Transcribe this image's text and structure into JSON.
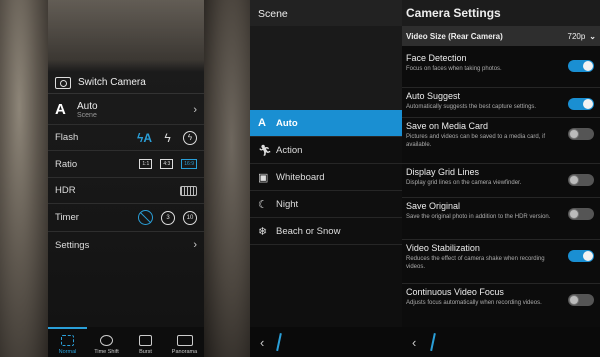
{
  "camera_menu": {
    "switch_camera": "Switch Camera",
    "scene": {
      "value": "Auto",
      "label": "Scene",
      "letter": "A"
    },
    "flash": {
      "label": "Flash",
      "selected": "auto"
    },
    "ratio": {
      "label": "Ratio",
      "options": [
        "1:1",
        "4:3",
        "16:9"
      ],
      "selected": "16:9"
    },
    "hdr": {
      "label": "HDR"
    },
    "timer": {
      "label": "Timer",
      "options": [
        "3",
        "10"
      ],
      "selected": "off"
    },
    "settings": {
      "label": "Settings"
    },
    "modes": [
      {
        "label": "Normal",
        "active": true
      },
      {
        "label": "Time Shift",
        "active": false
      },
      {
        "label": "Burst",
        "active": false
      },
      {
        "label": "Panorama",
        "active": false
      }
    ]
  },
  "scene_panel": {
    "title": "Scene",
    "items": [
      {
        "label": "Auto",
        "icon": "A",
        "active": true
      },
      {
        "label": "Action",
        "icon": "action-icon",
        "active": false
      },
      {
        "label": "Whiteboard",
        "icon": "whiteboard-icon",
        "active": false
      },
      {
        "label": "Night",
        "icon": "moon-icon",
        "active": false
      },
      {
        "label": "Beach or Snow",
        "icon": "beach-snow-icon",
        "active": false
      }
    ]
  },
  "settings_panel": {
    "title": "Camera Settings",
    "video_size": {
      "label": "Video Size (Rear Camera)",
      "value": "720p"
    },
    "items": [
      {
        "title": "Face Detection",
        "desc": "Focus on faces when taking photos.",
        "on": true
      },
      {
        "title": "Auto Suggest",
        "desc": "Automatically suggests the best capture settings.",
        "on": true
      },
      {
        "title": "Save on Media Card",
        "desc": "Pictures and videos can be saved to a media card, if available.",
        "on": false
      },
      {
        "title": "Display Grid Lines",
        "desc": "Display grid lines on the camera viewfinder.",
        "on": false
      },
      {
        "title": "Save Original",
        "desc": "Save the original photo in addition to the HDR version.",
        "on": false
      },
      {
        "title": "Video Stabilization",
        "desc": "Reduces the effect of camera shake when recording videos.",
        "on": true
      },
      {
        "title": "Continuous Video Focus",
        "desc": "Adjusts focus automatically when recording videos.",
        "on": false
      }
    ]
  },
  "colors": {
    "accent": "#1a8fd2",
    "panel": "#0f0f0f"
  }
}
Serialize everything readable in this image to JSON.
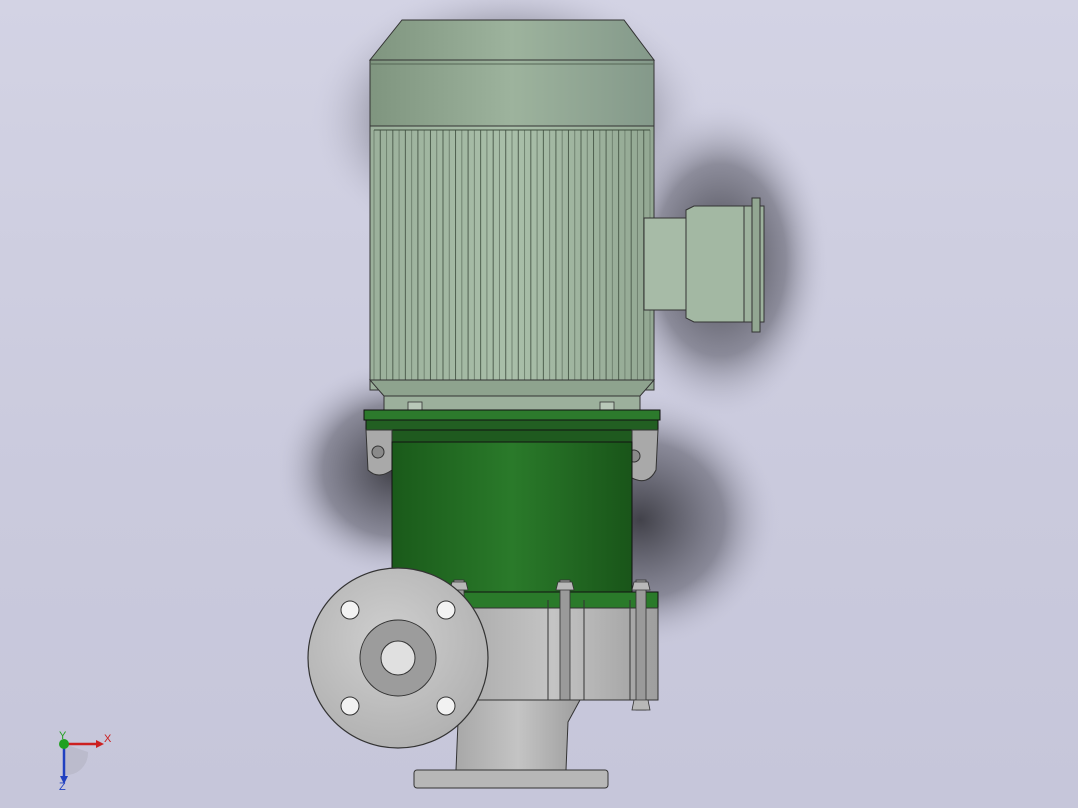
{
  "viewport": {
    "background_top": "#d3d3e4",
    "background_bottom": "#c6c6da"
  },
  "model": {
    "motor_fan_cover_color": "#8fa58f",
    "motor_body_color": "#9bb39b",
    "adapter_color": "#1f6b1f",
    "pump_casing_color": "#b9b9b9"
  },
  "triad": {
    "x_label": "X",
    "y_label": "Y",
    "z_label": "Z",
    "x_color": "#cc2020",
    "y_color": "#20a020",
    "z_color": "#2040c0"
  }
}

++++

CHALLENGE: Images must not appear in the copy; reproduce everything else in the records verbatim.

FULL OUTPUT:
Transcribe this image's text and structure into JSON.
{
  "camera_menu": {
    "switch_camera": "Switch Camera",
    "scene": {
      "value": "Auto",
      "label": "Scene",
      "letter": "A"
    },
    "flash": {
      "label": "Flash",
      "selected": "auto"
    },
    "ratio": {
      "label": "Ratio",
      "options": [
        "1:1",
        "4:3",
        "16:9"
      ],
      "selected": "16:9"
    },
    "hdr": {
      "label": "HDR"
    },
    "timer": {
      "label": "Timer",
      "options": [
        "3",
        "10"
      ],
      "selected": "off"
    },
    "settings": {
      "label": "Settings"
    },
    "modes": [
      {
        "label": "Normal",
        "active": true
      },
      {
        "label": "Time Shift",
        "active": false
      },
      {
        "label": "Burst",
        "active": false
      },
      {
        "label": "Panorama",
        "active": false
      }
    ]
  },
  "scene_panel": {
    "title": "Scene",
    "items": [
      {
        "label": "Auto",
        "icon": "A",
        "active": true
      },
      {
        "label": "Action",
        "icon": "action-icon",
        "active": false
      },
      {
        "label": "Whiteboard",
        "icon": "whiteboard-icon",
        "active": false
      },
      {
        "label": "Night",
        "icon": "moon-icon",
        "active": false
      },
      {
        "label": "Beach or Snow",
        "icon": "beach-snow-icon",
        "active": false
      }
    ]
  },
  "settings_panel": {
    "title": "Camera Settings",
    "video_size": {
      "label": "Video Size (Rear Camera)",
      "value": "720p"
    },
    "items": [
      {
        "title": "Face Detection",
        "desc": "Focus on faces when taking photos.",
        "on": true
      },
      {
        "title": "Auto Suggest",
        "desc": "Automatically suggests the best capture settings.",
        "on": true
      },
      {
        "title": "Save on Media Card",
        "desc": "Pictures and videos can be saved to a media card, if available.",
        "on": false
      },
      {
        "title": "Display Grid Lines",
        "desc": "Display grid lines on the camera viewfinder.",
        "on": false
      },
      {
        "title": "Save Original",
        "desc": "Save the original photo in addition to the HDR version.",
        "on": false
      },
      {
        "title": "Video Stabilization",
        "desc": "Reduces the effect of camera shake when recording videos.",
        "on": true
      },
      {
        "title": "Continuous Video Focus",
        "desc": "Adjusts focus automatically when recording videos.",
        "on": false
      }
    ]
  },
  "colors": {
    "accent": "#1a8fd2",
    "panel": "#0f0f0f"
  }
}
Serialize everything readable in this image to JSON.
{
  "viewport": {
    "background_top": "#d3d3e4",
    "background_bottom": "#c6c6da"
  },
  "model": {
    "motor_fan_cover_color": "#8fa58f",
    "motor_body_color": "#9bb39b",
    "adapter_color": "#1f6b1f",
    "pump_casing_color": "#b9b9b9"
  },
  "triad": {
    "x_label": "X",
    "y_label": "Y",
    "z_label": "Z",
    "x_color": "#cc2020",
    "y_color": "#20a020",
    "z_color": "#2040c0"
  }
}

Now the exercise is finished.